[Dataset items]
--------------------------------------------------

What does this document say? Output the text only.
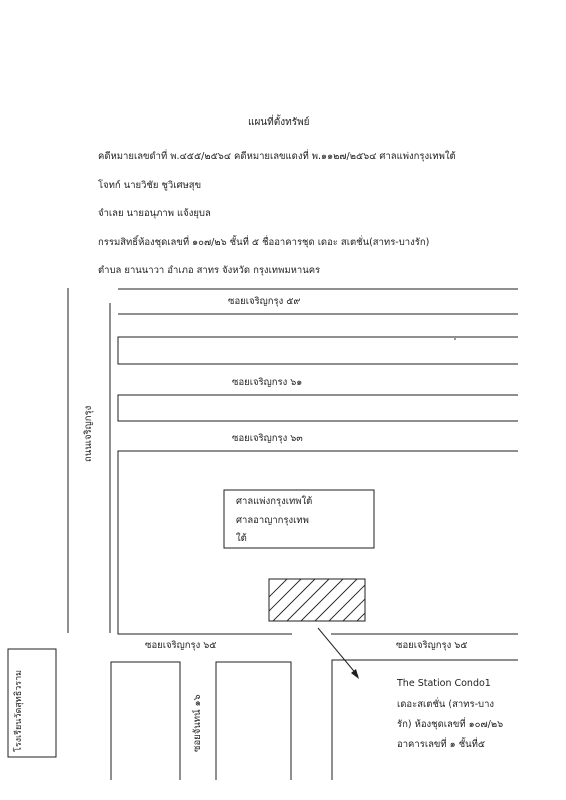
แผนที่ตั้งทรัพย์
คดีหมายเลขดำที่ พ.๔๕๕/๒๕๖๔ คดีหมายเลขแดงที่ พ.๑๑๒๗/๒๕๖๔ ศาลแพ่งกรุงเทพใต้
โจทก์ นายวิชัย ชูวิเศษสุข
จำเลย นายอนุภาพ แจ้งยุบล
กรรมสิทธิ์ห้องชุดเลขที่ ๑๐๗/๒๖ ชั้นที่ ๕ ชื่ออาคารชุด เดอะ สเตชั่น(สาทร-บางรัก)
ตำบล ยานนาวา อำเภอ สาทร จังหวัด กรุงเทพมหานคร
ซอยเจริญกรุง ๕๙
ซอยเจริญกรง ๖๑
ซอยเจริญกรุง ๖๓
ซอยเจริญกรุง ๖๕	ซอยเจริญกรุง ๖๕
ถนนเจริญกรุง
ซอยจันทน์ ๑๖
โรงเรียนวัดสุทธิวราม
ศาลแพ่งกรุงเทพใต้
ศาลอาญากรุงเทพ
ใต้
The Station Condo1
เดอะสเตชั่น (สาทร-บาง
รัก) ห้องชุดเลขที่ ๑๐๗/๒๖
อาคารเลขที่ ๑ ชั้นที่๕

--------------------------------------------------

* The request
Copy the data word for word. Pictures do not go in the copy.

* Solution
What does this document say? Output the text only.
แผนที่ตั้งทรัพย์
คดีหมายเลขดำที่ พ.๔๕๕/๒๕๖๔ คดีหมายเลขแดงที่ พ.๑๑๒๗/๒๕๖๔ ศาลแพ่งกรุงเทพใต้
โจทก์ นายวิชัย ชูวิเศษสุข
จำเลย นายอนุภาพ แจ้งยุบล
กรรมสิทธิ์ห้องชุดเลขที่ ๑๐๗/๒๖ ชั้นที่ ๕ ชื่ออาคารชุด เดอะ สเตชั่น(สาทร-บางรัก)
ตำบล ยานนาวา อำเภอ สาทร จังหวัด กรุงเทพมหานคร
ซอยเจริญกรุง ๕๙
ซอยเจริญกรง ๖๑
ซอยเจริญกรุง ๖๓
ซอยเจริญกรุง ๖๕	ซอยเจริญกรุง ๖๕
ถนนเจริญกรุง
ซอยจันทน์ ๑๖
โรงเรียนวัดสุทธิวราม
ศาลแพ่งกรุงเทพใต้
ศาลอาญากรุงเทพ
ใต้
The Station Condo1
เดอะสเตชั่น (สาทร-บาง
รัก) ห้องชุดเลขที่ ๑๐๗/๒๖
อาคารเลขที่ ๑ ชั้นที่๕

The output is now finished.